** Task **
Which lines hold the string "name"? Copy every one of them.

[Begin Listed records]

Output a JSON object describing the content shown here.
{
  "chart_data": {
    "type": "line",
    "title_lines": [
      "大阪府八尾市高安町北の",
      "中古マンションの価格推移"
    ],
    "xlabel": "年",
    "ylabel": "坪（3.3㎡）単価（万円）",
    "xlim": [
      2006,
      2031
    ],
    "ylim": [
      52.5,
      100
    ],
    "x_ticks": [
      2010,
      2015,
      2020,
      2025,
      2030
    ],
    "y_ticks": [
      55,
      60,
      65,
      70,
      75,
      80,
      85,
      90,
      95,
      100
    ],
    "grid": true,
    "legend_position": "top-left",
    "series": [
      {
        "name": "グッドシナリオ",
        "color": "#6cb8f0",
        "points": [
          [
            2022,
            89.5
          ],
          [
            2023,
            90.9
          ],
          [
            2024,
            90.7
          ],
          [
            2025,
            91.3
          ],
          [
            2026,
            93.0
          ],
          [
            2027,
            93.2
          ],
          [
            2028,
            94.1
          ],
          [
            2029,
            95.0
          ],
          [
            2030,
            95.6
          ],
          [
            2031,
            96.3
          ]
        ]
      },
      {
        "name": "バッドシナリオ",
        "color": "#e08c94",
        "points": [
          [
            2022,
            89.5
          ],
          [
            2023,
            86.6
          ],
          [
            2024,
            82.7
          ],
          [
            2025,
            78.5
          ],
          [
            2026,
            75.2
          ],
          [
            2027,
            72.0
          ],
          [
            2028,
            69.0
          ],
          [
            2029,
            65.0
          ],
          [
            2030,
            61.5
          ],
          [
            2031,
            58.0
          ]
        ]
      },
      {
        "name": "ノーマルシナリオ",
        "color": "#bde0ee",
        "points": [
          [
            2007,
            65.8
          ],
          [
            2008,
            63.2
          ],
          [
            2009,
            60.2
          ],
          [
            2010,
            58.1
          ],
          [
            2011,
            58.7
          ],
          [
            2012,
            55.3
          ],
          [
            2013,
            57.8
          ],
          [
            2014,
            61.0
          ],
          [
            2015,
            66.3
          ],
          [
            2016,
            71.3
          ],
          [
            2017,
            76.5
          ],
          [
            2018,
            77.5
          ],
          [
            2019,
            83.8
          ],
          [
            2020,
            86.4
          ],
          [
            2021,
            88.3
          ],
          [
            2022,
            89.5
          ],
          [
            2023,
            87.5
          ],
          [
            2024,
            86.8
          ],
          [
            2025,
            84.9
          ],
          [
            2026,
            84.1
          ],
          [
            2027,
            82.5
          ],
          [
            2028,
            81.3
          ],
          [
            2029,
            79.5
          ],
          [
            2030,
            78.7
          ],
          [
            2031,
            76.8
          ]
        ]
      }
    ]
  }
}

[End Listed records]

** In response **
        "name": "グッドシナリオ",
        "name": "バッドシナリオ",
        "name": "ノーマルシナリオ",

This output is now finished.